Más allá de la Vuelta a España, la propia vida que el sábado le dio un varapalo tremendo a Tadej Pogacar, se convirtió en un obsequio, en un acto de justicia para Enric Mas que se transformó en la superestrella de Aitana, la última montaña de España que vio Rafael Alberti desde el aeroplano que lo llevaba al exilio y por eso le puso a su hija el nombre del monte.
Bromeaba un Mas eufórico con que entendía a Pogacar, porque el jersey rojo le daba alas, una fuerza descomunal para demostrar que si es triste que el fenómeno esloveno se haya ido de la carrera, la Vuelta revive con el ciclista mallorquín, el más fuerte y sobre todo el más inteligente entre corredores igualados, donde ahora cuentan más los segundos, arañar tiempo granito a granito, que la minutada que siempre impone el esloveno.
A fuerza de coraje
La Vuelta se ganará a fuerza de coraje, de saber controlar los nervios, de no atacar antes de tiempo y desde lejos como hizo Felix Gall cuando el único que se permite estos lujos ya no está en carrera. Hay que subir confiando en los compañeros, que te dejen lo más cerca posible de la cima y allí actuar como hizo el mallorquín en el mejor día de toda su carrera deportiva para sacar ese corredor grande que tantas veces ha tenido escondido en el cuerpo.
“¡Vamos Nicolau!”, le dicen en broma los compañeros del Movistar, en alusión a su segundo apellido. Nadie hablará mal del mallorquín en el conjunto que más cariño levanta entre la afición española porque el que luce esos colores se siente como el heredero de los grandes, primero de Perico y luego de Induráin pasando por Valverde.
“Él me dice que quiere divertirse y yo le digo que los rumores vuelan”, canta la famosa artista catalana. Y rompiendo los rumores, los que siempre decían de forma injusta que Mas corre con la sangre fría, quiso divertirse, en plan Pogacar, en una Vuelta que ahora lo tiene como favorito.

▶ _Tareas a realizar_
1 – Cambia en la crónica sobre Enric Mas el tramo que va de "Más allá de" a "impone el esloveno." y sustituye "mallorquín" por "balear".
2 – Prolonga la crónica sobre Enric Mas a partir de su última frase.
Las filas no hacen falta para resolver ninguna tarea.

▶ _Material proporcionado_
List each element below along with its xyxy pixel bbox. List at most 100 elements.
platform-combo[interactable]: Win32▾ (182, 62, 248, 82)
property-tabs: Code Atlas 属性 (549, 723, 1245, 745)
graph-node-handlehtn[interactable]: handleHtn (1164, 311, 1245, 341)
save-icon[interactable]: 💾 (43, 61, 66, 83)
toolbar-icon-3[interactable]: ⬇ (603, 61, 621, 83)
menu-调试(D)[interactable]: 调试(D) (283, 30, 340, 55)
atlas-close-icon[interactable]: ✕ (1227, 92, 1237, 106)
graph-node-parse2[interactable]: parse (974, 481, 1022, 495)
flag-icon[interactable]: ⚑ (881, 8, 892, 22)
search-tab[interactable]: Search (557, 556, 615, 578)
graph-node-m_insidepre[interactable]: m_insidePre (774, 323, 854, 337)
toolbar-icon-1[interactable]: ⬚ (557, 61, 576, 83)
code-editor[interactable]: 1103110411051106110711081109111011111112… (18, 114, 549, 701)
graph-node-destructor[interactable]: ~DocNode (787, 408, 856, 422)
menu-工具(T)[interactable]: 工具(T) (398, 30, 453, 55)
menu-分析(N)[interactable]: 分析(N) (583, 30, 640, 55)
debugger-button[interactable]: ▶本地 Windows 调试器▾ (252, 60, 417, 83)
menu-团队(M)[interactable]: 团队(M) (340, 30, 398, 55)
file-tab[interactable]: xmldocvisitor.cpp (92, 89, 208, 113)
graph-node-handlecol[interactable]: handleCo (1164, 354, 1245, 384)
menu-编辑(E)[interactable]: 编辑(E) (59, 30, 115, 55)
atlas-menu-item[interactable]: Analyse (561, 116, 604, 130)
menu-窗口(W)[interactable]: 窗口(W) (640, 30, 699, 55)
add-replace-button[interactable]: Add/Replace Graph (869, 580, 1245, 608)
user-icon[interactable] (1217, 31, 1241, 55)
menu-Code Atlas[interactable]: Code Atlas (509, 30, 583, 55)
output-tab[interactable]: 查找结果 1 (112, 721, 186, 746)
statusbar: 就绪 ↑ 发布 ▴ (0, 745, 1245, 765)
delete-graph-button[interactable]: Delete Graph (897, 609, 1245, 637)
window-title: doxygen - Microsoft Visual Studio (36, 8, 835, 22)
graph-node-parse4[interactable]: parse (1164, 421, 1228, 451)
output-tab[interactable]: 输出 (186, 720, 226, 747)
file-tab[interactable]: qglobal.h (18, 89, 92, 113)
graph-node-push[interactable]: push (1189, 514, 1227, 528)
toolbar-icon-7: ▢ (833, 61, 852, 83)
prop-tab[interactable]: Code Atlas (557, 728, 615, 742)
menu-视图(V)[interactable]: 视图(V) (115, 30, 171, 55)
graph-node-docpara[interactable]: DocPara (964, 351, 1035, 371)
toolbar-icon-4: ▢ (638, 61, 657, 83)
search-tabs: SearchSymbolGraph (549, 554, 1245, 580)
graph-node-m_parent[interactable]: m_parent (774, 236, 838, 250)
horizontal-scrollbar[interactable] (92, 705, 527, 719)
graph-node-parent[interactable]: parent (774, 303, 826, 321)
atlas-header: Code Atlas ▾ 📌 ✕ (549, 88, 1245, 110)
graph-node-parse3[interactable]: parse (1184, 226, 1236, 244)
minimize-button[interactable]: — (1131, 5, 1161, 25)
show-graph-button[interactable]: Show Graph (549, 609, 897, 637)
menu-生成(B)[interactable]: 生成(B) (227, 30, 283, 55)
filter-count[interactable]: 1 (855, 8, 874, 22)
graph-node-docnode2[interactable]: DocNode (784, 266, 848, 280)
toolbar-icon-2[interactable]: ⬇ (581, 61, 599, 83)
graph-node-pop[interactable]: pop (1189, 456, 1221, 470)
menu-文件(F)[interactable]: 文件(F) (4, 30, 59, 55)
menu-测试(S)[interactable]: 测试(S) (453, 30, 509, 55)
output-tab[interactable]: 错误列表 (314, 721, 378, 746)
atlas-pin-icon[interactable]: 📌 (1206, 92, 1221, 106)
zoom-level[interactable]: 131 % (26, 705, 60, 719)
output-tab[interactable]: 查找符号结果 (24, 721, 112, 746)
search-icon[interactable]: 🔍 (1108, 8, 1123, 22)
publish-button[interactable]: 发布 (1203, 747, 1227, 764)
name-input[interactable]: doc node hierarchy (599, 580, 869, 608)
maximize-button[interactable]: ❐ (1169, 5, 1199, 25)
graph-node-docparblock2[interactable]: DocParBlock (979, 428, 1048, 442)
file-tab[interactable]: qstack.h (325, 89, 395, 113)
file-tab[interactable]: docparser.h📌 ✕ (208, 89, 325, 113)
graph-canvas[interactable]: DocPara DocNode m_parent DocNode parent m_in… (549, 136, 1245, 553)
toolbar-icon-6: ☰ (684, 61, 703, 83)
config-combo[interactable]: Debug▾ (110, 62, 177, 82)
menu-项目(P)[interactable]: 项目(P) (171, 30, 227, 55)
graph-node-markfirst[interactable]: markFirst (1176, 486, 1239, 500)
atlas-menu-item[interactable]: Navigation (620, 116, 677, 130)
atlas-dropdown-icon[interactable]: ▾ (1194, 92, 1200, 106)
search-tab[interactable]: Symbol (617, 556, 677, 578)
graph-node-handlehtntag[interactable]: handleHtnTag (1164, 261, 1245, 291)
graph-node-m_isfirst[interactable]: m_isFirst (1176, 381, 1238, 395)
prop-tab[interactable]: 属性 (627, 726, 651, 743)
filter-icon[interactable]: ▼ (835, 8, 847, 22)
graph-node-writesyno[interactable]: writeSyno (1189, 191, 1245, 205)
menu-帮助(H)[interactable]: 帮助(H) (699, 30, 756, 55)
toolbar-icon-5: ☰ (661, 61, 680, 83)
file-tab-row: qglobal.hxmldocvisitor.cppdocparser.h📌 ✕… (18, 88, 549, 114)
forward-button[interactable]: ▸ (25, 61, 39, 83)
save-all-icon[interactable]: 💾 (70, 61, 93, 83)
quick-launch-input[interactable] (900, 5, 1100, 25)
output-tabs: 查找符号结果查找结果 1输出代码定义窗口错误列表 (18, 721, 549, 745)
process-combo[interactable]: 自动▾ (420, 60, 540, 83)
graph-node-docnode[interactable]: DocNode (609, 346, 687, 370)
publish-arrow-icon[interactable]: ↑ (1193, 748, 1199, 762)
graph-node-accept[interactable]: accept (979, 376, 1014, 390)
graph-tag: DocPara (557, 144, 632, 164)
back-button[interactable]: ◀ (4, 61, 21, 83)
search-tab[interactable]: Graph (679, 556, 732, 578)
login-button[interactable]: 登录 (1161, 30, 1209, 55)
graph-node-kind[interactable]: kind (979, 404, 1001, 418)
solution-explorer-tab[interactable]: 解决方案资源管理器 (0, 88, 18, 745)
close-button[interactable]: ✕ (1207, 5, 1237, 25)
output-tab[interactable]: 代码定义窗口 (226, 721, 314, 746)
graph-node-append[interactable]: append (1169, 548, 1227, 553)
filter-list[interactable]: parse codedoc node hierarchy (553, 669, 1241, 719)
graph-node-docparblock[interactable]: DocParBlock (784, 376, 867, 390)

▶ _Respuestas por tarea_
1 –
Más allá de la Vuelta a España, la propia vida que el sábado le dio un varapalo tremendo a Tadej Pogacar, se convirtió en un obsequio, en un acto de justicia para Enric Mas que se transformó en la superestrella de Aitana, la última montaña de España que vio Rafael Alberti desde el aeroplano que lo llevaba al exilio y por eso le puso a su hija el nombre del monte.
Bromeaba un Mas eufórico con que entendía a Pogacar, porque el jersey rojo le daba alas, una fuerza descomunal para demostrar que si es triste que el fenómeno esloveno se haya ido de la carrera, la Vuelta revive con el ciclista balear, el más fuerte y sobre todo el más inteligente entre corredores igualados, donde ahora cuentan más los segundos, arañar tiempo granito a granito, que la minutada que siempre impone el esloveno.

2 –
Gall y Roglic
Dejó que Gall, tercero de la general, quemase primero a sus naves y luego a sí mismo. Dos veces atacó el austríaco y en ambas lo neutralizó el mallorquín, de forma soberbia, como hace el líder que nunca dejó de ser. Ahí estaba él para tomar el control de la carrera y para ser el más listo de la clase. “Supongo que no lo he pensado bien, pero mañana seremos noticia en la televisión”, repite la canción ‘Superestrella’. Mas cambió el mañana por el hoy cuando se puso a atacar, a descolgar a Gall y, sobre todo, a jugar con Roglic, el más peligroso, el que ahora sí que se sabe que puede ganar una quinta Vuelta y el que ha parado la huida de los periodistas eslovenos, que se han quedado por si otro astro de su país llega a Granada vestido de rojo… con permiso de Mas.
A Mas le faltaba una victoria. Se le escapó en el Giro, en Castelló con Pogacar, pero a Oscar Onley, cuarto y el mejor de los jóvenes, lo controló mientras dejaba que Roglic se le acercase para rematarlo justo cuando se recuperaba. De diez. Y no falló en el esprint, la asignatura pendiente, porque siempre había alguien más rápido que él que le arrebataba una victoria.
«Había que pasar página»
En Aitana fue la superestrella, el que se abrazó con todos los integrantes de un Movistar que administra demasiado las victorias, pero la de la Vuelta vale un potosí, en el mejor día del año. “La caída de Pogacar fue una desgracia porque es el mejor corredor de la historia, pero había que pasar página”, reconoció el mallorquín, que se puso un jersey, entregado por accidente, pero que ha hecho suyo, en propiedad, con valentía y con una victoria en la Vuelta que no conseguía desde 2018 cuando tenía 23 años.
La vida ha cambiado en la Vuelta, el rojo brilla en la espalda de un mallorquín que este domingo se convirtió no sólo en la superestrella de Aitana sino de toda la carrera. Este lunes, descanso al sol levantino.